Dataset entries
= = =

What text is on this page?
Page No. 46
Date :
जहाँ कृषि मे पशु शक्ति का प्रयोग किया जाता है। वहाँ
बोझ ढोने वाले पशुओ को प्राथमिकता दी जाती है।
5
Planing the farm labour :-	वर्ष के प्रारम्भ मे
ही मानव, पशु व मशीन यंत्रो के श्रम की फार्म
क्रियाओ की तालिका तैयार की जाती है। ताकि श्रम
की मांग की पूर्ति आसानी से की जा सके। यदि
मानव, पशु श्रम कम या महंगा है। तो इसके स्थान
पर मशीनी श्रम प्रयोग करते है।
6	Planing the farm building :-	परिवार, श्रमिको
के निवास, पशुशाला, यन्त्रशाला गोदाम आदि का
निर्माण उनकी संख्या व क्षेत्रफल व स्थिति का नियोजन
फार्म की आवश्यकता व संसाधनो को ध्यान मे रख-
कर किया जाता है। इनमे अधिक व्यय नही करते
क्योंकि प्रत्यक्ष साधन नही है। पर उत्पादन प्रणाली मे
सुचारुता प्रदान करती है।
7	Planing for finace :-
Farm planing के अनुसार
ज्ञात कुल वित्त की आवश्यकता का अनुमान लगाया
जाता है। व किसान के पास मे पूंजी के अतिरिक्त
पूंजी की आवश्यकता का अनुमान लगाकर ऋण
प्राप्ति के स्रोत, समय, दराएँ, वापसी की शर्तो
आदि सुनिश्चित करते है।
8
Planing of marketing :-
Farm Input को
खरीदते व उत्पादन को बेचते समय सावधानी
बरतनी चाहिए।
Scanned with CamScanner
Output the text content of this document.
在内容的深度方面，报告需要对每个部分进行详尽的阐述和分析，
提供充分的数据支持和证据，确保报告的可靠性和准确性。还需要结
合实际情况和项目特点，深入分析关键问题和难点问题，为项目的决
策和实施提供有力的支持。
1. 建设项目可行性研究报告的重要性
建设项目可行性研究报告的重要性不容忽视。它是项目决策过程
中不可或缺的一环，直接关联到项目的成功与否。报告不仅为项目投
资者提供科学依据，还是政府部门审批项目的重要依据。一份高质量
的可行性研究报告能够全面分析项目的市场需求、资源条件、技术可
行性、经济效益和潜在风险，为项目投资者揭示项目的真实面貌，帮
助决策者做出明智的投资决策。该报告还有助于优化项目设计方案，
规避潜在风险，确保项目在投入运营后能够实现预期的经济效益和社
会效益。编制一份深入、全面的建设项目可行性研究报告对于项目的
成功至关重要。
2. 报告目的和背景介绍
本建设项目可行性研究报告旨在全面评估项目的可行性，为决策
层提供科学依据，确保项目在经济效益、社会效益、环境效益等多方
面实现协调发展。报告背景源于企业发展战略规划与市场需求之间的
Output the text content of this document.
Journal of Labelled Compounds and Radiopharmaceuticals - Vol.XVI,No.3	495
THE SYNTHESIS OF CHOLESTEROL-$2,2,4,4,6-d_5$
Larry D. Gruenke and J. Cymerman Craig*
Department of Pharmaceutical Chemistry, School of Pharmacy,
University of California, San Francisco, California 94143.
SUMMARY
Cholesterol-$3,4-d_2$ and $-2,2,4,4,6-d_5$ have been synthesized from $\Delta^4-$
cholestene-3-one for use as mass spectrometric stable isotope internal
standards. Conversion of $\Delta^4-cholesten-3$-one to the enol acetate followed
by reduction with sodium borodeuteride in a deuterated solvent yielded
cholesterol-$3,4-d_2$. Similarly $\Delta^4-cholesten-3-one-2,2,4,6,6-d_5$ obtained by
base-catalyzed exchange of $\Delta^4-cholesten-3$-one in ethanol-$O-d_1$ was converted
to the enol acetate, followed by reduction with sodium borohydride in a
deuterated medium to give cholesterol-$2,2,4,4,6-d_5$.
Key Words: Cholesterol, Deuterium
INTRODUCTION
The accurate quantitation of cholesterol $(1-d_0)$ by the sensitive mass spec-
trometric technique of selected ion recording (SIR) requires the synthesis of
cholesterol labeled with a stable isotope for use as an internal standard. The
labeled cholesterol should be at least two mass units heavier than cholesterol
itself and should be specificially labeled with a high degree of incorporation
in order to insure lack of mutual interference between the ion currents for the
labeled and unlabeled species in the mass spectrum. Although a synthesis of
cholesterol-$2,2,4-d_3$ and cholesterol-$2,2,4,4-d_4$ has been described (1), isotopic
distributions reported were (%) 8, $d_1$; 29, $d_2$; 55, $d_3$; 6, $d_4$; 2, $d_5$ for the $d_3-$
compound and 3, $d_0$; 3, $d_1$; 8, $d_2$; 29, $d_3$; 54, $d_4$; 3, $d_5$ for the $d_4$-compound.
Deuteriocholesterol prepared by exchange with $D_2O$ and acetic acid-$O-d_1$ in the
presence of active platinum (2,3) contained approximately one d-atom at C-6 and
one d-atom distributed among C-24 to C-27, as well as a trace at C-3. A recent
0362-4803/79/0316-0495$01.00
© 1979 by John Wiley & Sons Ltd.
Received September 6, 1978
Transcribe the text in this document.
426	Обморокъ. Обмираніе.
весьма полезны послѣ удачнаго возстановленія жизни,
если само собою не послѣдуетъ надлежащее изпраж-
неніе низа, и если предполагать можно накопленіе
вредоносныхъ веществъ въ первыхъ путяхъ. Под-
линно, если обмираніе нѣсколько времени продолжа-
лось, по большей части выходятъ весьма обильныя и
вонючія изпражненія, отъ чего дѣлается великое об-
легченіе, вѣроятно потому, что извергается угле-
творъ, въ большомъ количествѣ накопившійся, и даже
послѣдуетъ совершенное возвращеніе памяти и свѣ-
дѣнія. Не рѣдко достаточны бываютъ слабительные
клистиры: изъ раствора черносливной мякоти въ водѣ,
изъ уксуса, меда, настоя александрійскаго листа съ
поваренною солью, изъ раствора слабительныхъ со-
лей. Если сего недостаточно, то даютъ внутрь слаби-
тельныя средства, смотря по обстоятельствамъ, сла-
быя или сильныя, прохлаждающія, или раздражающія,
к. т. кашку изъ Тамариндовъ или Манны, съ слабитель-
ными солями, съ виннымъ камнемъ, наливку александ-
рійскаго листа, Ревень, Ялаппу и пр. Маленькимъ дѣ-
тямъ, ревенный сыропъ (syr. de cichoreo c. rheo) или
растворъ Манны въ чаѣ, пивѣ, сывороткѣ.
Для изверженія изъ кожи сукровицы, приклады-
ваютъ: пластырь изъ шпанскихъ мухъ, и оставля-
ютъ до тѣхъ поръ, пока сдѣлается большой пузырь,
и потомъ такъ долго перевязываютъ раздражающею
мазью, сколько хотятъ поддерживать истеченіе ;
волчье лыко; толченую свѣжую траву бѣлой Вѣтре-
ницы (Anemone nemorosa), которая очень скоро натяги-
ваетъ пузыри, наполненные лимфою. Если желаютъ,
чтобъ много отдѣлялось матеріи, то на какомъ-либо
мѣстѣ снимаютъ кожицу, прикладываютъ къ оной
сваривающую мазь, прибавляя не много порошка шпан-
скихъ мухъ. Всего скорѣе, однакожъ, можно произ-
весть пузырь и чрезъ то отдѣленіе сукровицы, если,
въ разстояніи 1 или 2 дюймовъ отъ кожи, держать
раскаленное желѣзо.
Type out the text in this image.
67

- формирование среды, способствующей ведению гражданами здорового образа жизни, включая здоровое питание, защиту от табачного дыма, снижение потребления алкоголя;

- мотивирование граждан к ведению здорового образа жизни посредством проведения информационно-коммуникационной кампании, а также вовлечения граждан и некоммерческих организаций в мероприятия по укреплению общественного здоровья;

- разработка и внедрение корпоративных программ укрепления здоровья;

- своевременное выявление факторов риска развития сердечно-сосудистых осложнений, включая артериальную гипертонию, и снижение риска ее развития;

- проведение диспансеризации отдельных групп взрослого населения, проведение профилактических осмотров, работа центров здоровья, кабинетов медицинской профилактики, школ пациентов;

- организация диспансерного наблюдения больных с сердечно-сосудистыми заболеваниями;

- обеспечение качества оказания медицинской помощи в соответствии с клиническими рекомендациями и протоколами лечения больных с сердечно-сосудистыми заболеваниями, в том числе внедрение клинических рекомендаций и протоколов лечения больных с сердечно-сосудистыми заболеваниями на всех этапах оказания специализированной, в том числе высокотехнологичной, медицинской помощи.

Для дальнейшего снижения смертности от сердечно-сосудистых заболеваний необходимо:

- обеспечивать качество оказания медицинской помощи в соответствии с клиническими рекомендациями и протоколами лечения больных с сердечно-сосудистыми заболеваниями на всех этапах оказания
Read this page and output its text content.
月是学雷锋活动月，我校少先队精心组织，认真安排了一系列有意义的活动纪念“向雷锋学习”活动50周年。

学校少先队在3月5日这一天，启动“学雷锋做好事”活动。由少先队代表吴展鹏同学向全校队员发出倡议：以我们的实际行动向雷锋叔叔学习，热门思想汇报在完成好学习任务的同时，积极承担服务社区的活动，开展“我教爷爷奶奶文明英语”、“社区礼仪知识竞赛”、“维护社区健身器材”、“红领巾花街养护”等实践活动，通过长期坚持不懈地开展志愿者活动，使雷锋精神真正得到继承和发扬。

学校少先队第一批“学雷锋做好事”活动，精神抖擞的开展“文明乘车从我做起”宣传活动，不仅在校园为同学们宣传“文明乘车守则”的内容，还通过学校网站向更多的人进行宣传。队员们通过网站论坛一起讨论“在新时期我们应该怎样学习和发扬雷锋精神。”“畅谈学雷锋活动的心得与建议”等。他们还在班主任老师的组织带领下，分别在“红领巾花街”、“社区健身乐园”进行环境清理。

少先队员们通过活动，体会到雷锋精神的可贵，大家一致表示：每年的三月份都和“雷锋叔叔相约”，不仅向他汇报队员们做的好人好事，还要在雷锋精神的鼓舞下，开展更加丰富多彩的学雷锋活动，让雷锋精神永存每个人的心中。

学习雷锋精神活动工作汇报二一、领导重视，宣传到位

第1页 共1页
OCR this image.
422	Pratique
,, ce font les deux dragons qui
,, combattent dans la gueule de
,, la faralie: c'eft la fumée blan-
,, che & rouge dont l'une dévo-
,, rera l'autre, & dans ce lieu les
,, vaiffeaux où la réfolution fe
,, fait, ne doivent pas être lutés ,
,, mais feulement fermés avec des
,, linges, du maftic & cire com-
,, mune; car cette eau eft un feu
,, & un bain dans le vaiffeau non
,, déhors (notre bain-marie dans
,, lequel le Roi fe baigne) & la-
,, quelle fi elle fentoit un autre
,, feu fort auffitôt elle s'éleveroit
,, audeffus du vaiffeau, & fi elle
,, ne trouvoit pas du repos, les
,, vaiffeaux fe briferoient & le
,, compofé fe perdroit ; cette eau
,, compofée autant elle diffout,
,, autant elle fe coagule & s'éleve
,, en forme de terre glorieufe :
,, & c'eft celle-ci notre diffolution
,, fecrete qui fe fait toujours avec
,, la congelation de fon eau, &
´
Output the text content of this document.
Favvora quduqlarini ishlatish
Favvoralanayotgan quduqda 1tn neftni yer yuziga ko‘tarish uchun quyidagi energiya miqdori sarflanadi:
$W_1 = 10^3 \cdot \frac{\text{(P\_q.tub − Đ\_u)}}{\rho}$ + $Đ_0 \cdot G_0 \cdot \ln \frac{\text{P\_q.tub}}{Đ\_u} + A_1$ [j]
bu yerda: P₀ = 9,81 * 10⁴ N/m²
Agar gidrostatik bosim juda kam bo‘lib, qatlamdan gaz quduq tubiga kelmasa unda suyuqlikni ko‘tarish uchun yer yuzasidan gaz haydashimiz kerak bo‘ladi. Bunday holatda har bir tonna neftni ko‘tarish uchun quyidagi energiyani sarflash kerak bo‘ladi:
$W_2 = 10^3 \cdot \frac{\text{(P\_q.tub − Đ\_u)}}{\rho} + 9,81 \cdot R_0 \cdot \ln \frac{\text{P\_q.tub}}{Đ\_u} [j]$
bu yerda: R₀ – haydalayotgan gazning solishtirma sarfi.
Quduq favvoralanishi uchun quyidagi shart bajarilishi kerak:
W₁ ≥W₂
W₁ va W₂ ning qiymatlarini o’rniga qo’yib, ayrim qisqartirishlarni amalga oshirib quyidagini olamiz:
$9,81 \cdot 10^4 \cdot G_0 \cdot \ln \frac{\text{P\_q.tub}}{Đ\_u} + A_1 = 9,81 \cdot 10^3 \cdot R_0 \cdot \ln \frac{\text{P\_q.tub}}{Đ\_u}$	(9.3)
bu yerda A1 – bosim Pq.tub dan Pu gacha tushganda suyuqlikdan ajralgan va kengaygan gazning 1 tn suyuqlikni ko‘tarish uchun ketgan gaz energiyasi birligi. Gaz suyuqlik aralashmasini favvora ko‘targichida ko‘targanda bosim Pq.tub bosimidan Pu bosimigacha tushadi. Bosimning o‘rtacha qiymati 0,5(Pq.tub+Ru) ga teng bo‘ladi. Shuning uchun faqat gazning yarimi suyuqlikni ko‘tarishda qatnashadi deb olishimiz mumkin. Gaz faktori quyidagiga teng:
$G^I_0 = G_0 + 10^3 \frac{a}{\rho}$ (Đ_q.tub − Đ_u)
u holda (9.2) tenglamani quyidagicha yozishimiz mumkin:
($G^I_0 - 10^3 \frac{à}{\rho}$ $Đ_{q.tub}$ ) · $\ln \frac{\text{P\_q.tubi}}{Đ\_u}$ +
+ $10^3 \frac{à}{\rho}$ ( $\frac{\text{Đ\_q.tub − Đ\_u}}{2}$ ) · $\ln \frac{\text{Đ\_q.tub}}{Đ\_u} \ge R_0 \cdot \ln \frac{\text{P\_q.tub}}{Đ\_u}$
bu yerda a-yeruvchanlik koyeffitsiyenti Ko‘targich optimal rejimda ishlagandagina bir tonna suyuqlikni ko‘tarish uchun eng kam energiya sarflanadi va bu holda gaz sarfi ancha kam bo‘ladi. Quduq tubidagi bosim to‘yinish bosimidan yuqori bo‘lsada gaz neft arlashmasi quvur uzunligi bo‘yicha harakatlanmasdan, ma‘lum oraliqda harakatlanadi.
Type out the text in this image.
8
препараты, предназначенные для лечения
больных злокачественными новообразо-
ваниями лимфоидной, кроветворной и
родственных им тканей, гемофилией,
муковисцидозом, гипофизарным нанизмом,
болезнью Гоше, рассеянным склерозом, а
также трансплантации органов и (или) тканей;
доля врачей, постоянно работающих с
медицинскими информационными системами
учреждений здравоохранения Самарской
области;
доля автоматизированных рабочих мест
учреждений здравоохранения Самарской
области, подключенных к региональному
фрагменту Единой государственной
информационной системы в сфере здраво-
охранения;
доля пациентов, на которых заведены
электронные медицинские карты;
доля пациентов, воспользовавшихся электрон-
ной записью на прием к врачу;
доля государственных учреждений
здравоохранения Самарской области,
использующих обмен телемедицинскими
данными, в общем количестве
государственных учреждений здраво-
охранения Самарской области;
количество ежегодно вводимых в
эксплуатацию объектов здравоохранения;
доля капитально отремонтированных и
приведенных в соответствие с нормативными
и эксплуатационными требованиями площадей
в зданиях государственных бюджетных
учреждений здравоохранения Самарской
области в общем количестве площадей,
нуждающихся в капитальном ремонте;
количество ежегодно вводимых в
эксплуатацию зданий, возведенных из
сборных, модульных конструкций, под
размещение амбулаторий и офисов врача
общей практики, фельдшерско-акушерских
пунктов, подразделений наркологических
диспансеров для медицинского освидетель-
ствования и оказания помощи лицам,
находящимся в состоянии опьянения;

= = =

▸ **Description of the task**:
Pull every line containing "рекомендациями" from the material above.

▸ **The answer**:
- обеспечение качества оказания медицинской помощи в соответствии с клиническими рекомендациями и протоколами лечения больных с сердечно-сосудистыми заболеваниями, в том числе внедрение клинических рекомендаций и протоколов лечения больных с сердечно-сосудистыми заболеваниями на всех этапах оказания специализированной, в том числе высокотехнологичной, медицинской помощи.
- обеспечивать качество оказания медицинской помощи в соответствии с клиническими рекомендациями и протоколами лечения больных с сердечно-сосудистыми заболеваниями на всех этапах оказания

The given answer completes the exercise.